* START Exercise data *
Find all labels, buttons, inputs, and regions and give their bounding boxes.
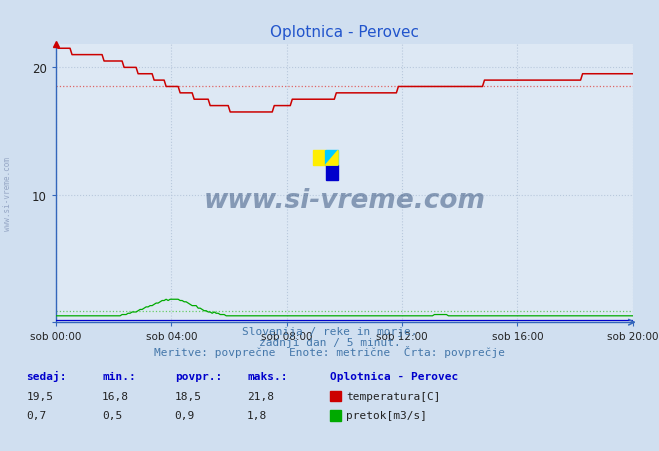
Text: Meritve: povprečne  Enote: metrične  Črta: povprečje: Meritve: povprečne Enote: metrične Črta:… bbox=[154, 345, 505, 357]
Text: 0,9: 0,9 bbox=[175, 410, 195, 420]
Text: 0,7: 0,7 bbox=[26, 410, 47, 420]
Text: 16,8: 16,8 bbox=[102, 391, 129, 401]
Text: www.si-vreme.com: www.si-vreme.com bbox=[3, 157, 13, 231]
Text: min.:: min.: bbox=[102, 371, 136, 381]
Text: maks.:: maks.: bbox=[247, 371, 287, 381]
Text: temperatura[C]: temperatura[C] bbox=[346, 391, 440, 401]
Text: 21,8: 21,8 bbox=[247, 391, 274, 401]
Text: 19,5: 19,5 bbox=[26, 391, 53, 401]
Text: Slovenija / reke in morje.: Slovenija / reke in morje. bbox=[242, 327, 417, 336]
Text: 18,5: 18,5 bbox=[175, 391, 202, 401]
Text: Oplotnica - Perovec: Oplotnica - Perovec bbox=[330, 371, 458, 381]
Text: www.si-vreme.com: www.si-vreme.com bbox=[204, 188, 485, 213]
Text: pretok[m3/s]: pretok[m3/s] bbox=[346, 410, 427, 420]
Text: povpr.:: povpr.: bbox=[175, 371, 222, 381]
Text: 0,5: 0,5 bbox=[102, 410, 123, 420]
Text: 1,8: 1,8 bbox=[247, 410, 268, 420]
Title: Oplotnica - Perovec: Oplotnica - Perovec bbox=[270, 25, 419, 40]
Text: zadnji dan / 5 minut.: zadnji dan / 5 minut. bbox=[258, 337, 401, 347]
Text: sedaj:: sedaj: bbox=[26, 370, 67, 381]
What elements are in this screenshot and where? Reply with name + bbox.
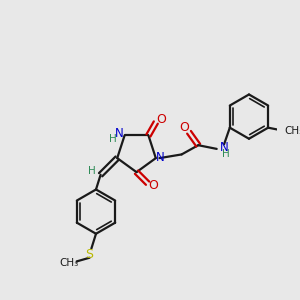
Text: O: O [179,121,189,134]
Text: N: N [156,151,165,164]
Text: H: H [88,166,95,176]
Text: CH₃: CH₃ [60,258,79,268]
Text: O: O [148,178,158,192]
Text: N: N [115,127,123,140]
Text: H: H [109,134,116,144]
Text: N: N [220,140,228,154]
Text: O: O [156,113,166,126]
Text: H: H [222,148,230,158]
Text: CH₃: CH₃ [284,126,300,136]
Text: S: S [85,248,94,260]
* END Exercise data *
Instructions for the task. Count the lines in the material above that contain the string "Perovec", and reply with only that number.

Correct result. 2